── Information supplied ──

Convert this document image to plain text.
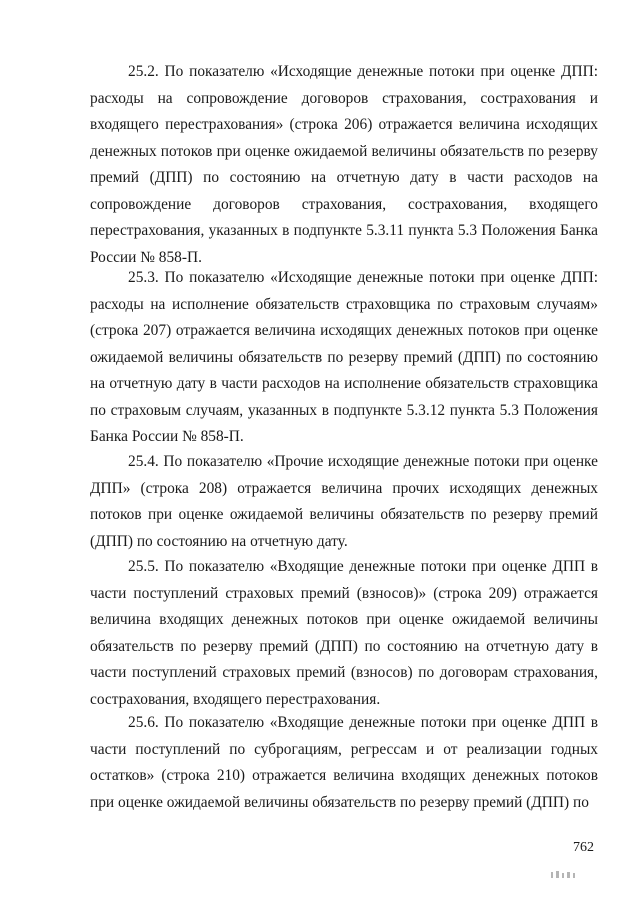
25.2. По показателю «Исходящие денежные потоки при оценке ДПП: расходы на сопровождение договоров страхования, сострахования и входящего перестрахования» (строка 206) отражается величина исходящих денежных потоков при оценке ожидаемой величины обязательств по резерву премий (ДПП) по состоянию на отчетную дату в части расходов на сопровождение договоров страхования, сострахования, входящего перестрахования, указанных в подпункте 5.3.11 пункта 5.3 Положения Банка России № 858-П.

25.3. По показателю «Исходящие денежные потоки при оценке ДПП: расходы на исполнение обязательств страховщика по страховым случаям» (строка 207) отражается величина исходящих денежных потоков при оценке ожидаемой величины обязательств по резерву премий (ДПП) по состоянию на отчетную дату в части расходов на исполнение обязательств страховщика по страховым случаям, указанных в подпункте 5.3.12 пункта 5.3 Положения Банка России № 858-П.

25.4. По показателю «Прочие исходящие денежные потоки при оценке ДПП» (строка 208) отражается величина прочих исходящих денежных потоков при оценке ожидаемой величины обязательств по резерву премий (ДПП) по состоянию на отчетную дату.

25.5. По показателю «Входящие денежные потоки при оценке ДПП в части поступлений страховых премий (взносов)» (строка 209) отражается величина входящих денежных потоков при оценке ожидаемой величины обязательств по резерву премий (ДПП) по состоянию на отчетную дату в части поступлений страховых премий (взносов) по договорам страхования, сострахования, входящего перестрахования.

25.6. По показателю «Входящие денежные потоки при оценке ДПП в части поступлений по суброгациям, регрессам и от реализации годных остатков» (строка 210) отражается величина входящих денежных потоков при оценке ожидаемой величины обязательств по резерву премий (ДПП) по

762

───
── Information supplied ──

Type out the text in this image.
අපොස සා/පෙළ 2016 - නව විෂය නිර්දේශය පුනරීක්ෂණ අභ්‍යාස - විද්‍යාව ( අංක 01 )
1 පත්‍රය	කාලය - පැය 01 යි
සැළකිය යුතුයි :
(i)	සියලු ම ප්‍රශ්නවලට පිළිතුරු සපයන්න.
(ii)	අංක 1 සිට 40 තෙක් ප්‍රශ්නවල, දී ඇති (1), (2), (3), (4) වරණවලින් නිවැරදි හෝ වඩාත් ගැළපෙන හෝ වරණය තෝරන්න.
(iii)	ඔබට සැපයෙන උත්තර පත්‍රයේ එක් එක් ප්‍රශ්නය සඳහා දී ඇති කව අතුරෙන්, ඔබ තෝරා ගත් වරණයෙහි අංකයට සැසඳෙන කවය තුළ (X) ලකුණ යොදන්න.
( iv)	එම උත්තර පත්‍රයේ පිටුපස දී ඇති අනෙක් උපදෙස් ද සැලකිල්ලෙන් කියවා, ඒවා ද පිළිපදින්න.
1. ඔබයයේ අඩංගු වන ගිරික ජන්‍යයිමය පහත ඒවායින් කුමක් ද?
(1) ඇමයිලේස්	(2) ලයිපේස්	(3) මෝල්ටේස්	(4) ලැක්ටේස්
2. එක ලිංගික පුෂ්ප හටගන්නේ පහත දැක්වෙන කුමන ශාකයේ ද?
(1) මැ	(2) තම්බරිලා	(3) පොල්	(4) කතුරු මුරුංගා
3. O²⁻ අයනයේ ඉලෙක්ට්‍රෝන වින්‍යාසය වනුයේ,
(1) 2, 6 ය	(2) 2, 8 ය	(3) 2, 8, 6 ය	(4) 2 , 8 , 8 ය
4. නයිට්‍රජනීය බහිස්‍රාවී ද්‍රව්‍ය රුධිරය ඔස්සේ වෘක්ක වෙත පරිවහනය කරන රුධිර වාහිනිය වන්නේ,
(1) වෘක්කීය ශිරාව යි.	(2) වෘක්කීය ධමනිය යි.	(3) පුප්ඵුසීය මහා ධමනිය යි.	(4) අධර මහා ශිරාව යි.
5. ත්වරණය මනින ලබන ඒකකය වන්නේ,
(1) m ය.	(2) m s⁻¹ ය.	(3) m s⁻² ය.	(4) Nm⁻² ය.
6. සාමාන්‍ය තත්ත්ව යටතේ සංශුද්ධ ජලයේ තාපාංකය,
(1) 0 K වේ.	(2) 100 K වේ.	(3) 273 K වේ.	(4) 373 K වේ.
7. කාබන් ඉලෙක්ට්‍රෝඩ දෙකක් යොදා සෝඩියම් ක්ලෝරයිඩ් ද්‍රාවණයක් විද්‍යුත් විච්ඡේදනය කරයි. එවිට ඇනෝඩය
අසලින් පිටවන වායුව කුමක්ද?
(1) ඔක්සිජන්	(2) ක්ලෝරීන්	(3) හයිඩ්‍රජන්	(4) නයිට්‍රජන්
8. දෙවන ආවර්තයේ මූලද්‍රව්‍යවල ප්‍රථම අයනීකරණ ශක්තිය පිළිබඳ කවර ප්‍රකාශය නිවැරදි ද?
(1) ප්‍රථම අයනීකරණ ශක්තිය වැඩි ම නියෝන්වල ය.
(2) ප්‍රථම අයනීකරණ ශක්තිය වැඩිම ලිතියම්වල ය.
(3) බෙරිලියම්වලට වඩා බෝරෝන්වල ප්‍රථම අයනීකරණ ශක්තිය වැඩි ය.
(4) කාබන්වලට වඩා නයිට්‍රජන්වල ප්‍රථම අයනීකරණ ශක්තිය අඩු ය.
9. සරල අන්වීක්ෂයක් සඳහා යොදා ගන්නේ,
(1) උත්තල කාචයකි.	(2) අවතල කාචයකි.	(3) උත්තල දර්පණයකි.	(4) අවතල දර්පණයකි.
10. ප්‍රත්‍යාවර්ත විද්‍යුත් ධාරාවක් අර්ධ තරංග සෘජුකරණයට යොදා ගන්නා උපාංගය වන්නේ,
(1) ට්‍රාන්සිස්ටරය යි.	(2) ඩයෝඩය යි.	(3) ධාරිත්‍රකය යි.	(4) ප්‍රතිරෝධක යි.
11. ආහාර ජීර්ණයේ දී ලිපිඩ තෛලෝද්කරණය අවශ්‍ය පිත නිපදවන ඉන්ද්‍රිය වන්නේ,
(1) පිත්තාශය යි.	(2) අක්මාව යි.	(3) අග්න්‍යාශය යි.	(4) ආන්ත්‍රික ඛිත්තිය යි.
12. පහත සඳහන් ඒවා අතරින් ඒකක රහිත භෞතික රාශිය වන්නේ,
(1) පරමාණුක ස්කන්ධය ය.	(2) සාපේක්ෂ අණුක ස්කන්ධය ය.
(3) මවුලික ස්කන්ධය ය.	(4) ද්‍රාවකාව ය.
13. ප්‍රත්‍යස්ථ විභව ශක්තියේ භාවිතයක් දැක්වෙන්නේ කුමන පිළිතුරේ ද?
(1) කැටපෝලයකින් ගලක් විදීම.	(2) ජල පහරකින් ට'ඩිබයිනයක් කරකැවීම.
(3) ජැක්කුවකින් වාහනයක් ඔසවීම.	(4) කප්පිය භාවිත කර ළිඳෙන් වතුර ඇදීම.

───
── Information supplied ──

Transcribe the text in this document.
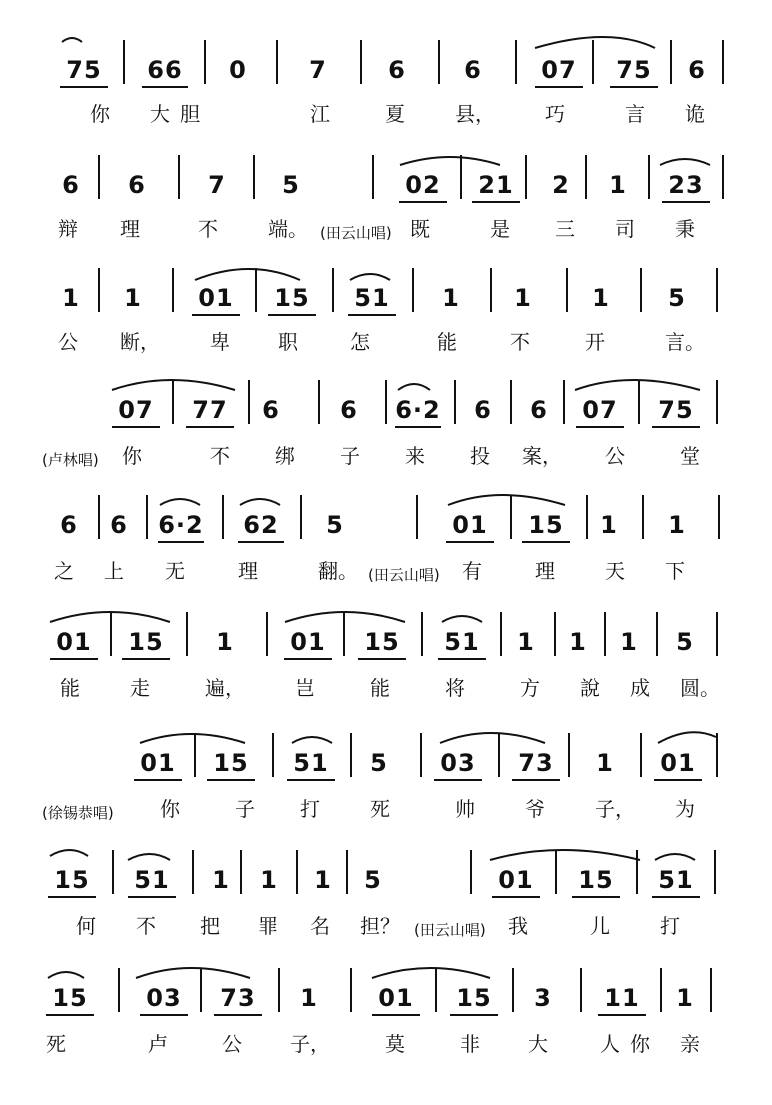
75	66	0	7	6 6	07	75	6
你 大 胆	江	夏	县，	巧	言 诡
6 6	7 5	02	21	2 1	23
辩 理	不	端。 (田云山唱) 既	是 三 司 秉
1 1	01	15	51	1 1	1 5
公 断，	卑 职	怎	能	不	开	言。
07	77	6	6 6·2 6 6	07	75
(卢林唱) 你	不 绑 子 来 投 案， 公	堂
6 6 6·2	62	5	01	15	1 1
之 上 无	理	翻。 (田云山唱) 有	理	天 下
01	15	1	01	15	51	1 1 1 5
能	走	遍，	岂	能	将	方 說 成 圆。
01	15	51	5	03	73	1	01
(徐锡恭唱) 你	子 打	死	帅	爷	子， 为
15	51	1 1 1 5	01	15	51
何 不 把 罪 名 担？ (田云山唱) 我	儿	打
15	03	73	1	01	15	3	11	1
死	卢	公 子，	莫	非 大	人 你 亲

───

Identify which lines contain the word "this" and copy each one.

In response:
Convert this document image to plain text.
Type out the text in this image.
Transcribe the text in this document.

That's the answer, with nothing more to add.